→ **Work instructions**
Please output the records below in full, exactly as given, but without the images.
* START Records for processing *
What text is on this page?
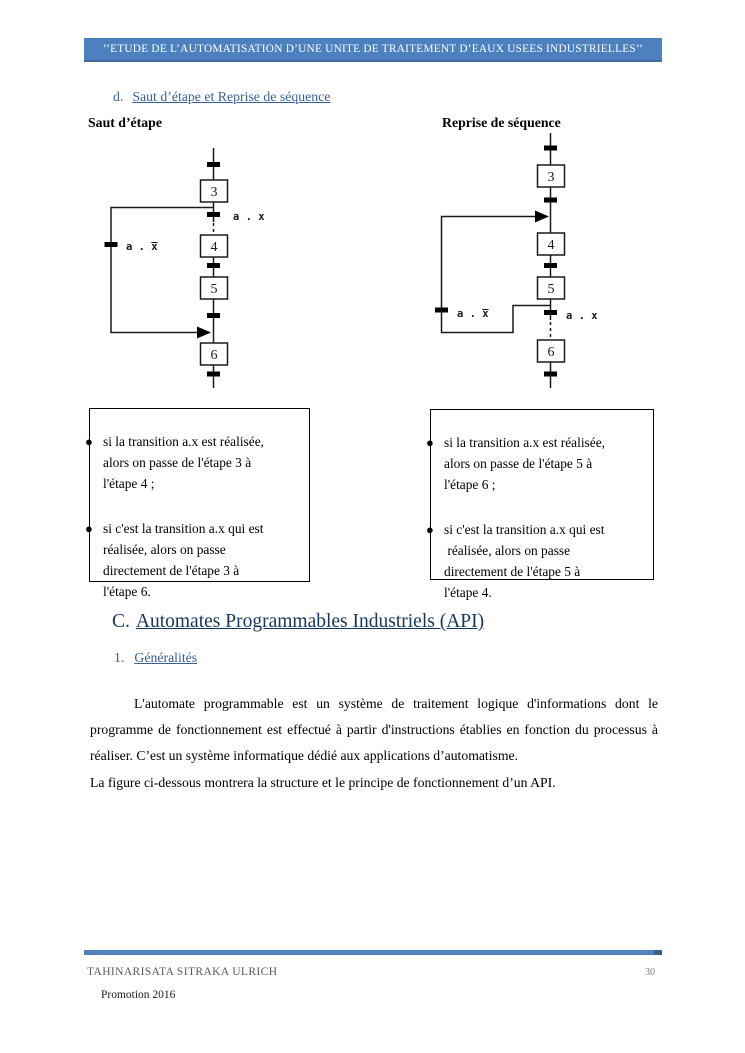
’’ETUDE DE L’AUTOMATISATION D’UNE UNITE DE TRAITEMENT D’EAUX USEES INDUSTRIELLES’’
d. Saut d’étape et Reprise de séquence
Saut d’étape	Reprise de séquence
3
4
5
6
a . x
a . x̅
3
4
5
6
a . x̅	a . x
● si la transition a.x est réalisée,
alors on passe de l'étape 3 à
l'étape 4 ;
● si c'est la transition a.x qui est
réalisée, alors on passe
directement de l'étape 3 à
l'étape 6.
● si la transition a.x est réalisée,
alors on passe de l'étape 5 à
l'étape 6 ;
● si c'est la transition a.x qui est
réalisée, alors on passe
directement de l'étape 5 à
l'étape 4.
C. Automates Programmables Industriels (API)
1. Généralités

L'automate programmable est un système de traitement logique d'informations dont le programme de fonctionnement est effectué à partir d'instructions établies en fonction du processus à réaliser. C’est un système informatique dédié aux applications d’automatisme.

La figure ci-dessous montrera la structure et le principe de fonctionnement d’un API.

TAHINARISATA SITRAKA ULRICH	30
Promotion 2016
* END Records for processing *
→ **Worked answer**
What text is on this page?
’’ETUDE DE L’AUTOMATISATION D’UNE UNITE DE TRAITEMENT D’EAUX USEES INDUSTRIELLES’’
d. Saut d’étape et Reprise de séquence
Saut d’étape	Reprise de séquence
3
4
5
6
a . x
a . x̅
3
4
5
6
a . x̅	a . x
● si la transition a.x est réalisée,
alors on passe de l'étape 3 à
l'étape 4 ;
● si c'est la transition a.x qui est
réalisée, alors on passe
directement de l'étape 3 à
l'étape 6.
● si la transition a.x est réalisée,
alors on passe de l'étape 5 à
l'étape 6 ;
● si c'est la transition a.x qui est
réalisée, alors on passe
directement de l'étape 5 à
l'étape 4.
C. Automates Programmables Industriels (API)
1. Généralités

L'automate programmable est un système de traitement logique d'informations dont le programme de fonctionnement est effectué à partir d'instructions établies en fonction du processus à réaliser. C’est un système informatique dédié aux applications d’automatisme.

La figure ci-dessous montrera la structure et le principe de fonctionnement d’un API.

TAHINARISATA SITRAKA ULRICH	30
Promotion 2016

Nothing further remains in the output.